START Records for the task

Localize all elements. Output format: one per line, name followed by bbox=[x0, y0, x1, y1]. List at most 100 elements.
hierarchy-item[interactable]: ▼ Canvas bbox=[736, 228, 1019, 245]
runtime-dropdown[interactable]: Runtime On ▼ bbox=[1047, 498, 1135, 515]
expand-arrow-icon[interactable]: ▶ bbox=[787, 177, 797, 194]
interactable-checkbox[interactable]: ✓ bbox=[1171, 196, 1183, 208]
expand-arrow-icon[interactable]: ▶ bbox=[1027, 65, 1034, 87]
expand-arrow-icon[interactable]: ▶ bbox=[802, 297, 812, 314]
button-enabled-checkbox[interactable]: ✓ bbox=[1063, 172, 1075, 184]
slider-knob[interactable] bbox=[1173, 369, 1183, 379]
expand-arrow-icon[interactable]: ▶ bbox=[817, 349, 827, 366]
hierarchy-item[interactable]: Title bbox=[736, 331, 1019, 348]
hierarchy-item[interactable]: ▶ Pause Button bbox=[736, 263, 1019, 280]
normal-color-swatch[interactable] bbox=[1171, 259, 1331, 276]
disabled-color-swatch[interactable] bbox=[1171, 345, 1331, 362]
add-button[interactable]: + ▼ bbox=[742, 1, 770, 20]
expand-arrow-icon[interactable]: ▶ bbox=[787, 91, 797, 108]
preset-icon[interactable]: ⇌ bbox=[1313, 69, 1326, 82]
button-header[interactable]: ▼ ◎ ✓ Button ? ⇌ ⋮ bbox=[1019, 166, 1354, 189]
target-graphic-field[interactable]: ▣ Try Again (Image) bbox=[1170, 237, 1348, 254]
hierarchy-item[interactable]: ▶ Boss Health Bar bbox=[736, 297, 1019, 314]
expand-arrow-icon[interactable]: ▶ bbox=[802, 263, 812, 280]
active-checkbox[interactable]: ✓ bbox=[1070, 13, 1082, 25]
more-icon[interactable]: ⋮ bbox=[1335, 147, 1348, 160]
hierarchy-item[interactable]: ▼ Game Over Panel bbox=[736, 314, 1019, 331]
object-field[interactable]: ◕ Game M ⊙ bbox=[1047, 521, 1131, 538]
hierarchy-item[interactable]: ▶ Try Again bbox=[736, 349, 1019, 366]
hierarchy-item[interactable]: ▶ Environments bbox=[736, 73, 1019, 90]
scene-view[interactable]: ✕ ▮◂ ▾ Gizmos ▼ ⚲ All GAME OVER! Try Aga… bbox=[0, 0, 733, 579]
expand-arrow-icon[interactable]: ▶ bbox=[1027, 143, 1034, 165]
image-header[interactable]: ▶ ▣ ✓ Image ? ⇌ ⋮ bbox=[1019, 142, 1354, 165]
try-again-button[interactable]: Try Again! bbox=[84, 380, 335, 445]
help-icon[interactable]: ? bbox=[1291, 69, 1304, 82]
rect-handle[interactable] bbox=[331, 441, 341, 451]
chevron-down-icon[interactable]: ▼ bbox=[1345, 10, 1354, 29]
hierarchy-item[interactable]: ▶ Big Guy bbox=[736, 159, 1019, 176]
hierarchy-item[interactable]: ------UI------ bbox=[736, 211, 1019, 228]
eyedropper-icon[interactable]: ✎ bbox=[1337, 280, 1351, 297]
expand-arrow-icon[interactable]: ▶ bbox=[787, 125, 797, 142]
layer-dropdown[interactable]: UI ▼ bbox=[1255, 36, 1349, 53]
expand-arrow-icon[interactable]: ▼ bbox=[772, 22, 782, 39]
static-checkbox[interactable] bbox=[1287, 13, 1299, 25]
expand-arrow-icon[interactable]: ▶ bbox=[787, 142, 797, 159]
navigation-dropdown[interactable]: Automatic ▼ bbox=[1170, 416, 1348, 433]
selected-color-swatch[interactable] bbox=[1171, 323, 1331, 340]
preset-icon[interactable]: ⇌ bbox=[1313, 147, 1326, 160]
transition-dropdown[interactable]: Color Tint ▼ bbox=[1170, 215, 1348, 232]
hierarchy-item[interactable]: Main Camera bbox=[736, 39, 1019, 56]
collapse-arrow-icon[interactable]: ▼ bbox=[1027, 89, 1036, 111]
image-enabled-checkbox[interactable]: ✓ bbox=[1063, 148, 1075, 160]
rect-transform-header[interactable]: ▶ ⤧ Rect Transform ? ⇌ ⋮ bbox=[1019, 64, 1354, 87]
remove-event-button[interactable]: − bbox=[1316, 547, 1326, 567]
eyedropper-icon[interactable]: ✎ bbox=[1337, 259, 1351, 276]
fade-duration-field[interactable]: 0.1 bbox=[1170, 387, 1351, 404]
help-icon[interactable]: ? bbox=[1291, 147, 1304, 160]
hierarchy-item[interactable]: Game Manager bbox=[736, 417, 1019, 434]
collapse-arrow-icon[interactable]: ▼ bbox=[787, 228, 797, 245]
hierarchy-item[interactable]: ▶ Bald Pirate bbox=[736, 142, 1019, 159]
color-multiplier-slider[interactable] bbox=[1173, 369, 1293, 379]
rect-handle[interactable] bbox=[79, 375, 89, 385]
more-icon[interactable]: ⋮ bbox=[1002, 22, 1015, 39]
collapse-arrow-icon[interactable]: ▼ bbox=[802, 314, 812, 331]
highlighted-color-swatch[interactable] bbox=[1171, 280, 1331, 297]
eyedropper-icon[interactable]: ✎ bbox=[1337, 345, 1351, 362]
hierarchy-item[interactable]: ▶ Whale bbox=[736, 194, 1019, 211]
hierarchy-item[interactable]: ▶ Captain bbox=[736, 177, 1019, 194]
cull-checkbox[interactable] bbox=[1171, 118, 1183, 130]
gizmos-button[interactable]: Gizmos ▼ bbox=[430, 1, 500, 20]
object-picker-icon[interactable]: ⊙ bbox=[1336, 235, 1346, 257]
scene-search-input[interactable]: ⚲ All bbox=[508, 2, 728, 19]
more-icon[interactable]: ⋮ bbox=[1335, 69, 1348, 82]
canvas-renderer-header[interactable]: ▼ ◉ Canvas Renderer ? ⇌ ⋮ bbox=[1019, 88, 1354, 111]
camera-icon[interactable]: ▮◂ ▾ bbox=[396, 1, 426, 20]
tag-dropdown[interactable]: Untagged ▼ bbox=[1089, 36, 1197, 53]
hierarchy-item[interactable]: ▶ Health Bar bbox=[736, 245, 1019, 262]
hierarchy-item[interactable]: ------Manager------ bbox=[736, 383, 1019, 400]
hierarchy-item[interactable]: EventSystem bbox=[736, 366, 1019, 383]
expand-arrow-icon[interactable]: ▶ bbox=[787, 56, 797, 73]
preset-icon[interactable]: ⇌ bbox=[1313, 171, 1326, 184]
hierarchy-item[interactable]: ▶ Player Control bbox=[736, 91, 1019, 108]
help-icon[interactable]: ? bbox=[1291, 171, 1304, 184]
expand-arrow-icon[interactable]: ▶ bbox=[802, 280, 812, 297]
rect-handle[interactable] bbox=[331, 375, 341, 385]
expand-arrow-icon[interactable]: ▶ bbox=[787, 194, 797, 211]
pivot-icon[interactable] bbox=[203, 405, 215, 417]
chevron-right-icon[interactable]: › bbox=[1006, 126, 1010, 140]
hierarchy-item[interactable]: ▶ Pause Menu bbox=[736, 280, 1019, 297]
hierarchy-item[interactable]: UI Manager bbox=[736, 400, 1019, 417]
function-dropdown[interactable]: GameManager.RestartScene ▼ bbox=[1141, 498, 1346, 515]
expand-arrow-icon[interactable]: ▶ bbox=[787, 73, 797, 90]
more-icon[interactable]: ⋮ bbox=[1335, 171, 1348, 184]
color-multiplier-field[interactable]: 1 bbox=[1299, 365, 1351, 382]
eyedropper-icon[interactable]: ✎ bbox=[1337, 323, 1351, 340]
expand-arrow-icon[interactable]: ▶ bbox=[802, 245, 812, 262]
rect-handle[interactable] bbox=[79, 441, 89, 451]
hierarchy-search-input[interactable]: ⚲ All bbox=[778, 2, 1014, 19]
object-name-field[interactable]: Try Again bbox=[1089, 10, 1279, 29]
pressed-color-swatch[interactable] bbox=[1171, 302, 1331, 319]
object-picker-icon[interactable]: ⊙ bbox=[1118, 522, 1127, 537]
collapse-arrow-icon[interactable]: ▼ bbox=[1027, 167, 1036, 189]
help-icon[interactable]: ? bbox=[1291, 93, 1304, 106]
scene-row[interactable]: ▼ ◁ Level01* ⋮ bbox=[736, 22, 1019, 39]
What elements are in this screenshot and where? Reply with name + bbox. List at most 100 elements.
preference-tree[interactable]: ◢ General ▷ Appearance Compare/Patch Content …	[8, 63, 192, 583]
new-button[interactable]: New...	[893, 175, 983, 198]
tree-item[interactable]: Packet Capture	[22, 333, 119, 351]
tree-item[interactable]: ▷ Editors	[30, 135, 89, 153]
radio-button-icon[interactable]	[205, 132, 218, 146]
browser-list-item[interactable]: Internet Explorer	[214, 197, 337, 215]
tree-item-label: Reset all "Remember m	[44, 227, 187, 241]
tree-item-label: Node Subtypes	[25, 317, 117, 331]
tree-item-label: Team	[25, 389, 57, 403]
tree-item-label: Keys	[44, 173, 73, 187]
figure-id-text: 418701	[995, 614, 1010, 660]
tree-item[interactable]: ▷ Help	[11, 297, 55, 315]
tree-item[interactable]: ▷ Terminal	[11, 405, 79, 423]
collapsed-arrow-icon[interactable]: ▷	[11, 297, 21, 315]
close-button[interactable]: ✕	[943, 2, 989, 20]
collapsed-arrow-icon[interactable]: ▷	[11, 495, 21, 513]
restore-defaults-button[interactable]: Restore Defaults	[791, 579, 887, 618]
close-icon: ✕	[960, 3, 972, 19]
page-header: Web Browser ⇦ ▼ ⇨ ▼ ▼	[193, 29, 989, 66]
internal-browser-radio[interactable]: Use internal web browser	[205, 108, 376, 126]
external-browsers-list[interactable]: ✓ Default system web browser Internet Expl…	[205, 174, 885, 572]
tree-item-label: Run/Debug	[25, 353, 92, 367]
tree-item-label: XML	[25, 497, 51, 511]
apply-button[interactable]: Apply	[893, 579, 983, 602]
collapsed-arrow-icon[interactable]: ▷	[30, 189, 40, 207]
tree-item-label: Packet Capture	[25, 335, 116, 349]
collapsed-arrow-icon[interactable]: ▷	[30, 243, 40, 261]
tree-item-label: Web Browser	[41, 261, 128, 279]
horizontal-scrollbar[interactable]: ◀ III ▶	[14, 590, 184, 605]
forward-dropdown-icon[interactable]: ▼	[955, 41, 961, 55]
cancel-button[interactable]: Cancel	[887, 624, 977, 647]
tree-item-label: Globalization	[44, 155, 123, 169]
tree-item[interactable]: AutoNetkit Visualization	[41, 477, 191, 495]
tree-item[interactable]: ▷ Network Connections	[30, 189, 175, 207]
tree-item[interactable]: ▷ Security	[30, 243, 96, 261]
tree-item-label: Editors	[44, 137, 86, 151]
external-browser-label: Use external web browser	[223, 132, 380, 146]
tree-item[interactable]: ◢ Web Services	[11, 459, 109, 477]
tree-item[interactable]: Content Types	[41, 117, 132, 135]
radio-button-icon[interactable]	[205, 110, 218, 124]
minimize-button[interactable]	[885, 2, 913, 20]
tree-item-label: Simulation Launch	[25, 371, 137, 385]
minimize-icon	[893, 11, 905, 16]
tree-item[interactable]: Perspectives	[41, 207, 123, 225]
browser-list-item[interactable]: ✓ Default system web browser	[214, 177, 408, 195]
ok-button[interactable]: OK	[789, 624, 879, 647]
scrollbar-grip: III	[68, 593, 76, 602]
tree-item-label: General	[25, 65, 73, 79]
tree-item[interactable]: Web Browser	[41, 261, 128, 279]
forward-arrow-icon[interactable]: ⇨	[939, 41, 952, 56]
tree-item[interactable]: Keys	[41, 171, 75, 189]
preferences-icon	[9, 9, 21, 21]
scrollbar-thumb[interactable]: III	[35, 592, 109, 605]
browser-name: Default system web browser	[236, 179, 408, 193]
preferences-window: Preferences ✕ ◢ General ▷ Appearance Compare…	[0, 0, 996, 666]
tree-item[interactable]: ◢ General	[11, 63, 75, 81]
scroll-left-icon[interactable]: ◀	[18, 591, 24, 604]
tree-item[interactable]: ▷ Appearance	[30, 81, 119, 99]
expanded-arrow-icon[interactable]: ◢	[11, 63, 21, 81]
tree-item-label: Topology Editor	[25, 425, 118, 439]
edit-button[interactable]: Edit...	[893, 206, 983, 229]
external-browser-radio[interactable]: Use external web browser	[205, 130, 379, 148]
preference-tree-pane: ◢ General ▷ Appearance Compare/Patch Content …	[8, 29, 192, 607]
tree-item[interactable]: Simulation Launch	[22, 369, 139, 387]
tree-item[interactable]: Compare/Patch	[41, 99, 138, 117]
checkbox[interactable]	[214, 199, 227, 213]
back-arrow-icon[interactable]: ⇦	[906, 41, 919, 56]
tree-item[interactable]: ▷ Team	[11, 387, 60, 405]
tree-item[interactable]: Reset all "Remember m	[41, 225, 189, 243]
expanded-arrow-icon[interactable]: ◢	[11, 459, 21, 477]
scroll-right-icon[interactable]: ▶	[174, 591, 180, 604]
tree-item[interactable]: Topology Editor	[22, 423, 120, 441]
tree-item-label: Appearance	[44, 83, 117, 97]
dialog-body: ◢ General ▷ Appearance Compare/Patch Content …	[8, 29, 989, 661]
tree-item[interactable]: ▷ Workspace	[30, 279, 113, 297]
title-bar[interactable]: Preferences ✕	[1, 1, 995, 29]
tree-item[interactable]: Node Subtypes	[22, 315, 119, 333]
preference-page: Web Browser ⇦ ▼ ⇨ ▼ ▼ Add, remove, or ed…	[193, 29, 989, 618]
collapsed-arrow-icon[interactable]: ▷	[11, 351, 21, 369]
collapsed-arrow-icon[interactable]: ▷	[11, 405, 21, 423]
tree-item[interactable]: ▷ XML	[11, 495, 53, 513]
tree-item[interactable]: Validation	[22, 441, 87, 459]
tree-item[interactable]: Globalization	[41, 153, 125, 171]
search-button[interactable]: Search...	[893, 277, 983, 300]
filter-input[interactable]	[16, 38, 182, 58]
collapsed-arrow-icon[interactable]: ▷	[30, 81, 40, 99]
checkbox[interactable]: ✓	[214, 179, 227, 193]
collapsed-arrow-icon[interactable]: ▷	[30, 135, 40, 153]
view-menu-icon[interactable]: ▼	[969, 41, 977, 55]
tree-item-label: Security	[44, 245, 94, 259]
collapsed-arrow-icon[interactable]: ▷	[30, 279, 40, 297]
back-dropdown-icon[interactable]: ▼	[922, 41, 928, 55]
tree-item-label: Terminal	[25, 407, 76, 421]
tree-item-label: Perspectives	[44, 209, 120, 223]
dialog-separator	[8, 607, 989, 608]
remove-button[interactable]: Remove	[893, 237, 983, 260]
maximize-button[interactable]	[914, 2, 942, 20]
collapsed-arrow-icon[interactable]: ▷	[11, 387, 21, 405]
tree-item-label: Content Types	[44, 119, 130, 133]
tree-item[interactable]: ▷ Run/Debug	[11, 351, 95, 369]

END Records for the task

**Your task**: Can you give the data again from its start up to and including the line containing "expand-arrow-icon[interactable]: ▶ bbox=[1027, 143, 1034, 165]", with "Boss Health Bar" replaced by "Player Health Bar" and everything else unchanged?

**Exercise answer**:
Localize all elements. Output format: one per line, name followed by bbox=[x0, y0, x1, y1]. List at most 100 elements.
hierarchy-item[interactable]: ▼ Canvas bbox=[736, 228, 1019, 245]
runtime-dropdown[interactable]: Runtime On ▼ bbox=[1047, 498, 1135, 515]
expand-arrow-icon[interactable]: ▶ bbox=[787, 177, 797, 194]
interactable-checkbox[interactable]: ✓ bbox=[1171, 196, 1183, 208]
expand-arrow-icon[interactable]: ▶ bbox=[1027, 65, 1034, 87]
expand-arrow-icon[interactable]: ▶ bbox=[802, 297, 812, 314]
button-enabled-checkbox[interactable]: ✓ bbox=[1063, 172, 1075, 184]
slider-knob[interactable] bbox=[1173, 369, 1183, 379]
expand-arrow-icon[interactable]: ▶ bbox=[817, 349, 827, 366]
hierarchy-item[interactable]: Title bbox=[736, 331, 1019, 348]
hierarchy-item[interactable]: ▶ Pause Button bbox=[736, 263, 1019, 280]
normal-color-swatch[interactable] bbox=[1171, 259, 1331, 276]
disabled-color-swatch[interactable] bbox=[1171, 345, 1331, 362]
add-button[interactable]: + ▼ bbox=[742, 1, 770, 20]
expand-arrow-icon[interactable]: ▶ bbox=[787, 91, 797, 108]
preset-icon[interactable]: ⇌ bbox=[1313, 69, 1326, 82]
button-header[interactable]: ▼ ◎ ✓ Button ? ⇌ ⋮ bbox=[1019, 166, 1354, 189]
target-graphic-field[interactable]: ▣ Try Again (Image) bbox=[1170, 237, 1348, 254]
hierarchy-item[interactable]: ▶ Player Health Bar bbox=[736, 297, 1019, 314]
expand-arrow-icon[interactable]: ▶ bbox=[802, 263, 812, 280]
active-checkbox[interactable]: ✓ bbox=[1070, 13, 1082, 25]
more-icon[interactable]: ⋮ bbox=[1335, 147, 1348, 160]
hierarchy-item[interactable]: ▼ Game Over Panel bbox=[736, 314, 1019, 331]
object-field[interactable]: ◕ Game M ⊙ bbox=[1047, 521, 1131, 538]
hierarchy-item[interactable]: ▶ Try Again bbox=[736, 349, 1019, 366]
hierarchy-item[interactable]: ▶ Environments bbox=[736, 73, 1019, 90]
scene-view[interactable]: ✕ ▮◂ ▾ Gizmos ▼ ⚲ All GAME OVER! Try Aga… bbox=[0, 0, 733, 579]
expand-arrow-icon[interactable]: ▶ bbox=[1027, 143, 1034, 165]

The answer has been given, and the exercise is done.